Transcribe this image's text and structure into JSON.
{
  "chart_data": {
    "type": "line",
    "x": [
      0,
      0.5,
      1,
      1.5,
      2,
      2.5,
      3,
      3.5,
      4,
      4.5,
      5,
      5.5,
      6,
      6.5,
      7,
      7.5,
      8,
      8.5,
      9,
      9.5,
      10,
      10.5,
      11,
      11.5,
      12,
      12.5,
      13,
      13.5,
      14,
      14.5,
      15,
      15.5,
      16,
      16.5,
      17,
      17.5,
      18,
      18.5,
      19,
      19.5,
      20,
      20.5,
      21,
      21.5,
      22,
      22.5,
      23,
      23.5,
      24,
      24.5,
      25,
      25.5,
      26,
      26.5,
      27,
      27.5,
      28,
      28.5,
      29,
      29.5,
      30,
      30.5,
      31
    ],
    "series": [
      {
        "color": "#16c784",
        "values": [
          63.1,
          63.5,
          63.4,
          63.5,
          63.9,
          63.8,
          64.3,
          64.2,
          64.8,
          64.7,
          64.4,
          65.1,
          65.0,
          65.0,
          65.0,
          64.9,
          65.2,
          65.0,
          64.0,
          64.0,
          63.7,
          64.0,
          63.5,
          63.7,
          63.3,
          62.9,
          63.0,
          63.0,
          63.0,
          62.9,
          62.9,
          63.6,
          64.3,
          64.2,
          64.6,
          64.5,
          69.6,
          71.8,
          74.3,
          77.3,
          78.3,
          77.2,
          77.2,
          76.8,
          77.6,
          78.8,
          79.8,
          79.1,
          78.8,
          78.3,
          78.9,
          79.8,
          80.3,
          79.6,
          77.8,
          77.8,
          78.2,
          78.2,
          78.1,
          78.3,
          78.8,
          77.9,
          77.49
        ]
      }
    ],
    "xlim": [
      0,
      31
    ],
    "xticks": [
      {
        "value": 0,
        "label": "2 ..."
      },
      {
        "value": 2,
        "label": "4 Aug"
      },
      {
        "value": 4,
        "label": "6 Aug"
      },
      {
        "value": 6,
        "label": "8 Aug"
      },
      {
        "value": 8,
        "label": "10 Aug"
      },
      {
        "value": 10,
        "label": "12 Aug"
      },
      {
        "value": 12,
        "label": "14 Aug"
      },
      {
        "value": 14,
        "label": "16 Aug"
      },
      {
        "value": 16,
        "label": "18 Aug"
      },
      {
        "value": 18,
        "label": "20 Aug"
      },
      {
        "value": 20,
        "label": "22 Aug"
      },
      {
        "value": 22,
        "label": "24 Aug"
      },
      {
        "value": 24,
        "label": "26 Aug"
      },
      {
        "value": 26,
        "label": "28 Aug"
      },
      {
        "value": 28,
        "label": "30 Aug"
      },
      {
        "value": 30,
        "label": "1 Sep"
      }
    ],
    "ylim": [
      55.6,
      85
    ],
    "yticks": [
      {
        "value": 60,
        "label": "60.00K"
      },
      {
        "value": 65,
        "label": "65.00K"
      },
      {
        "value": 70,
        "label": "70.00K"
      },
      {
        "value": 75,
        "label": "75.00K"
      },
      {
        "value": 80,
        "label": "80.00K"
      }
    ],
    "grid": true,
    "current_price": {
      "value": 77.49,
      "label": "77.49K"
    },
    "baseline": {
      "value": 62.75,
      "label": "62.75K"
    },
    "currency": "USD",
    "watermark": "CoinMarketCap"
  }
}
□ □ □ □ □ □ □
> [YOUR GOAL]: Type the whole listing again, unaltered.

> [WORKED SOLUTION]:
Transcribe this image's text and structure into JSON.
{
  "chart_data": {
    "type": "line",
    "x": [
      0,
      0.5,
      1,
      1.5,
      2,
      2.5,
      3,
      3.5,
      4,
      4.5,
      5,
      5.5,
      6,
      6.5,
      7,
      7.5,
      8,
      8.5,
      9,
      9.5,
      10,
      10.5,
      11,
      11.5,
      12,
      12.5,
      13,
      13.5,
      14,
      14.5,
      15,
      15.5,
      16,
      16.5,
      17,
      17.5,
      18,
      18.5,
      19,
      19.5,
      20,
      20.5,
      21,
      21.5,
      22,
      22.5,
      23,
      23.5,
      24,
      24.5,
      25,
      25.5,
      26,
      26.5,
      27,
      27.5,
      28,
      28.5,
      29,
      29.5,
      30,
      30.5,
      31
    ],
    "series": [
      {
        "color": "#16c784",
        "values": [
          63.1,
          63.5,
          63.4,
          63.5,
          63.9,
          63.8,
          64.3,
          64.2,
          64.8,
          64.7,
          64.4,
          65.1,
          65.0,
          65.0,
          65.0,
          64.9,
          65.2,
          65.0,
          64.0,
          64.0,
          63.7,
          64.0,
          63.5,
          63.7,
          63.3,
          62.9,
          63.0,
          63.0,
          63.0,
          62.9,
          62.9,
          63.6,
          64.3,
          64.2,
          64.6,
          64.5,
          69.6,
          71.8,
          74.3,
          77.3,
          78.3,
          77.2,
          77.2,
          76.8,
          77.6,
          78.8,
          79.8,
          79.1,
          78.8,
          78.3,
          78.9,
          79.8,
          80.3,
          79.6,
          77.8,
          77.8,
          78.2,
          78.2,
          78.1,
          78.3,
          78.8,
          77.9,
          77.49
        ]
      }
    ],
    "xlim": [
      0,
      31
    ],
    "xticks": [
      {
        "value": 0,
        "label": "2 ..."
      },
      {
        "value": 2,
        "label": "4 Aug"
      },
      {
        "value": 4,
        "label": "6 Aug"
      },
      {
        "value": 6,
        "label": "8 Aug"
      },
      {
        "value": 8,
        "label": "10 Aug"
      },
      {
        "value": 10,
        "label": "12 Aug"
      },
      {
        "value": 12,
        "label": "14 Aug"
      },
      {
        "value": 14,
        "label": "16 Aug"
      },
      {
        "value": 16,
        "label": "18 Aug"
      },
      {
        "value": 18,
        "label": "20 Aug"
      },
      {
        "value": 20,
        "label": "22 Aug"
      },
      {
        "value": 22,
        "label": "24 Aug"
      },
      {
        "value": 24,
        "label": "26 Aug"
      },
      {
        "value": 26,
        "label": "28 Aug"
      },
      {
        "value": 28,
        "label": "30 Aug"
      },
      {
        "value": 30,
        "label": "1 Sep"
      }
    ],
    "ylim": [
      55.6,
      85
    ],
    "yticks": [
      {
        "value": 60,
        "label": "60.00K"
      },
      {
        "value": 65,
        "label": "65.00K"
      },
      {
        "value": 70,
        "label": "70.00K"
      },
      {
        "value": 75,
        "label": "75.00K"
      },
      {
        "value": 80,
        "label": "80.00K"
      }
    ],
    "grid": true,
    "current_price": {
      "value": 77.49,
      "label": "77.49K"
    },
    "baseline": {
      "value": 62.75,
      "label": "62.75K"
    },
    "currency": "USD",
    "watermark": "CoinMarketCap"
  }
}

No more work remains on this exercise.